**OBJECTIVE:** Send back the entries below exactly as they appear.

**INPUT DATA:**
⁂
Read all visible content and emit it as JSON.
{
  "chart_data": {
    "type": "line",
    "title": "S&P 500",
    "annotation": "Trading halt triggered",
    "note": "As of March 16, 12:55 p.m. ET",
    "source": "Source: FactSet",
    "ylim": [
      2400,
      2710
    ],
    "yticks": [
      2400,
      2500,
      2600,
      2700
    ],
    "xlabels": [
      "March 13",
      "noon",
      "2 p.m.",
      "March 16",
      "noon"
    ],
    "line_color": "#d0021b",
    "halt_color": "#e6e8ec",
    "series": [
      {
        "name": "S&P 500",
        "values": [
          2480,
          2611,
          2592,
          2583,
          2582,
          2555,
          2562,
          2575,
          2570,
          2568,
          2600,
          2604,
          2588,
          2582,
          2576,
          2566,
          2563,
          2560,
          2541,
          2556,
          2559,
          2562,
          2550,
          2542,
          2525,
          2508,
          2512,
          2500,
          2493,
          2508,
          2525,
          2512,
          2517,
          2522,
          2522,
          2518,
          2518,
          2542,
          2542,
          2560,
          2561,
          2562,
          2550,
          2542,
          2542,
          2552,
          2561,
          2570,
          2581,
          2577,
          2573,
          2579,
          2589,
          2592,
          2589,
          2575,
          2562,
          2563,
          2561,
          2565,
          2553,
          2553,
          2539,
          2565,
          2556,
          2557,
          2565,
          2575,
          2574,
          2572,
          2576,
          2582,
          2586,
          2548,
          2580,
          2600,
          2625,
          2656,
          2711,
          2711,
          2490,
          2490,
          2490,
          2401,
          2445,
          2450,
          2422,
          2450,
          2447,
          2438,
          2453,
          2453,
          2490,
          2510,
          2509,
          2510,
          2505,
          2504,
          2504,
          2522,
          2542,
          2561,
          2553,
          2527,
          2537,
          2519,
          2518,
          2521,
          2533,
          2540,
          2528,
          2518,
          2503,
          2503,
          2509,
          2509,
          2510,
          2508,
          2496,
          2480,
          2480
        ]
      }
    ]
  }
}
⁂
**COMPLETE ANSWER:**
Read all visible content and emit it as JSON.
{
  "chart_data": {
    "type": "line",
    "title": "S&P 500",
    "annotation": "Trading halt triggered",
    "note": "As of March 16, 12:55 p.m. ET",
    "source": "Source: FactSet",
    "ylim": [
      2400,
      2710
    ],
    "yticks": [
      2400,
      2500,
      2600,
      2700
    ],
    "xlabels": [
      "March 13",
      "noon",
      "2 p.m.",
      "March 16",
      "noon"
    ],
    "line_color": "#d0021b",
    "halt_color": "#e6e8ec",
    "series": [
      {
        "name": "S&P 500",
        "values": [
          2480,
          2611,
          2592,
          2583,
          2582,
          2555,
          2562,
          2575,
          2570,
          2568,
          2600,
          2604,
          2588,
          2582,
          2576,
          2566,
          2563,
          2560,
          2541,
          2556,
          2559,
          2562,
          2550,
          2542,
          2525,
          2508,
          2512,
          2500,
          2493,
          2508,
          2525,
          2512,
          2517,
          2522,
          2522,
          2518,
          2518,
          2542,
          2542,
          2560,
          2561,
          2562,
          2550,
          2542,
          2542,
          2552,
          2561,
          2570,
          2581,
          2577,
          2573,
          2579,
          2589,
          2592,
          2589,
          2575,
          2562,
          2563,
          2561,
          2565,
          2553,
          2553,
          2539,
          2565,
          2556,
          2557,
          2565,
          2575,
          2574,
          2572,
          2576,
          2582,
          2586,
          2548,
          2580,
          2600,
          2625,
          2656,
          2711,
          2711,
          2490,
          2490,
          2490,
          2401,
          2445,
          2450,
          2422,
          2450,
          2447,
          2438,
          2453,
          2453,
          2490,
          2510,
          2509,
          2510,
          2505,
          2504,
          2504,
          2522,
          2542,
          2561,
          2553,
          2527,
          2537,
          2519,
          2518,
          2521,
          2533,
          2540,
          2528,
          2518,
          2503,
          2503,
          2509,
          2509,
          2510,
          2508,
          2496,
          2480,
          2480
        ]
      }
    ]
  }
}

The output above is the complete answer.